__Stated exercise__.
Pull out every line below that contains the word "Period".

※ ※ ※

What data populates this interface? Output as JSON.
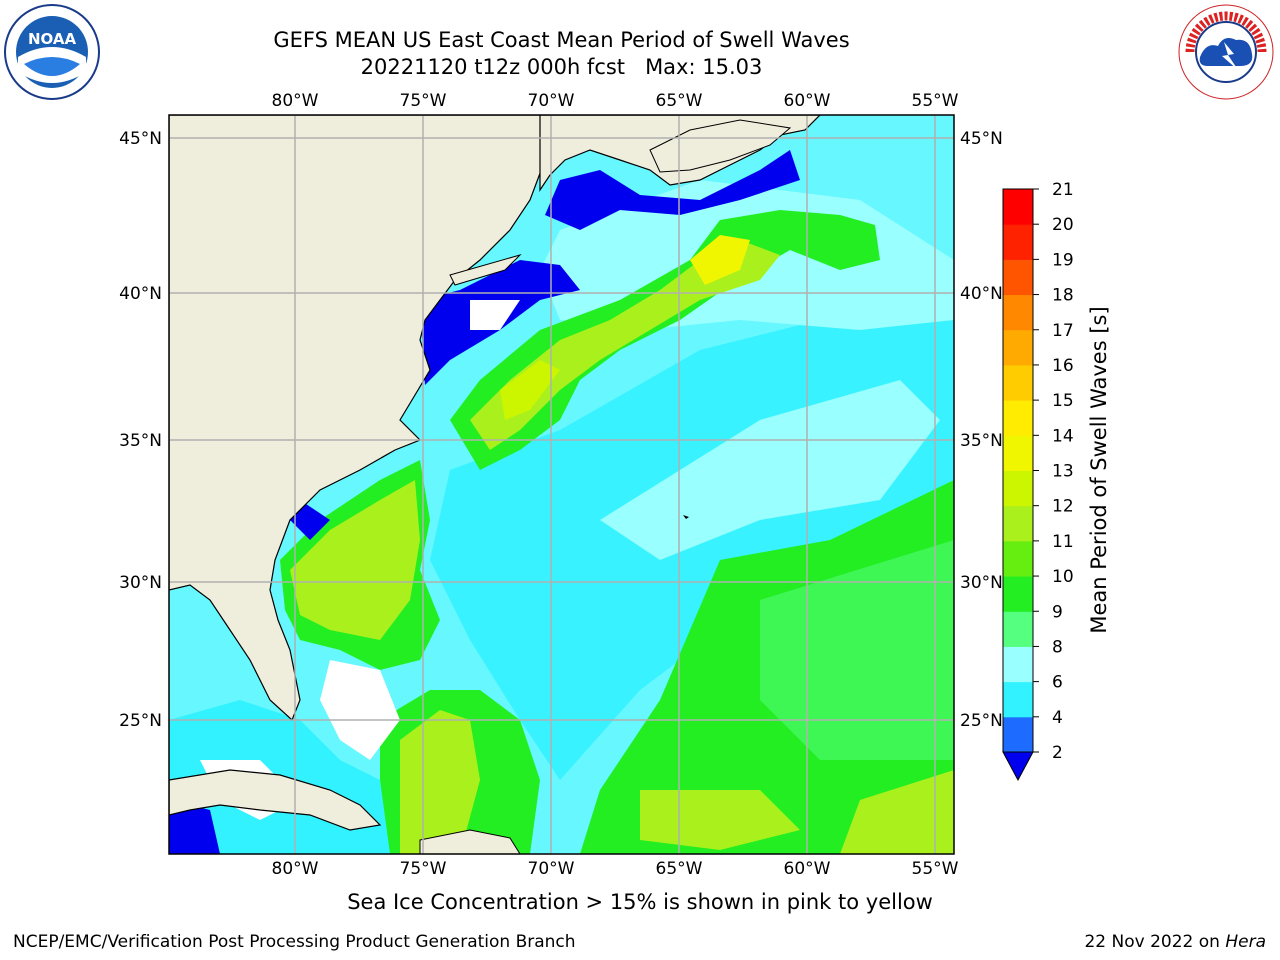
{
  "title": {
    "line1": "GEFS MEAN US East Coast Mean Period of Swell Waves",
    "line2": "20221120 t12z 000h fcst   Max: 15.03"
  },
  "map": {
    "lon_labels": [
      "80°W",
      "75°W",
      "70°W",
      "65°W",
      "60°W",
      "55°W"
    ],
    "lat_labels": [
      "45°N",
      "40°N",
      "35°N",
      "30°N",
      "25°N"
    ]
  },
  "colorbar": {
    "label": "Mean Period of Swell Waves [s]",
    "ticks": [
      "2",
      "4",
      "6",
      "8",
      "9",
      "10",
      "11",
      "12",
      "13",
      "14",
      "15",
      "16",
      "17",
      "18",
      "19",
      "20",
      "21"
    ],
    "colors": [
      "#1e6cff",
      "#00e5ff",
      "#33f2ff",
      "#99ffff",
      "#55ff80",
      "#22ee22",
      "#66ee11",
      "#aaf01c",
      "#ccf600",
      "#f0f500",
      "#ffec00",
      "#ffcc00",
      "#ffaa00",
      "#ff8800",
      "#ff5500",
      "#ff2200",
      "#ff0000"
    ],
    "extend_color": "#0000ee"
  },
  "colors": {
    "land": "#efeddc",
    "grid": "#b0b0b0",
    "no_data": "#ffffff"
  },
  "logos": {
    "left": "NOAA",
    "right": "NATIONAL WEATHER SERVICE"
  },
  "footer": {
    "caption": "Sea Ice Concentration > 15% is shown in pink to yellow",
    "credit": "NCEP/EMC/Verification Post Processing Product Generation Branch",
    "date": "22 Nov 2022 on",
    "host": "Hera"
  }
}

※ ※ ※

__Solved exercise__.
    "line1": "GEFS MEAN US East Coast Mean Period of Swell Waves",
    "label": "Mean Period of Swell Waves [s]",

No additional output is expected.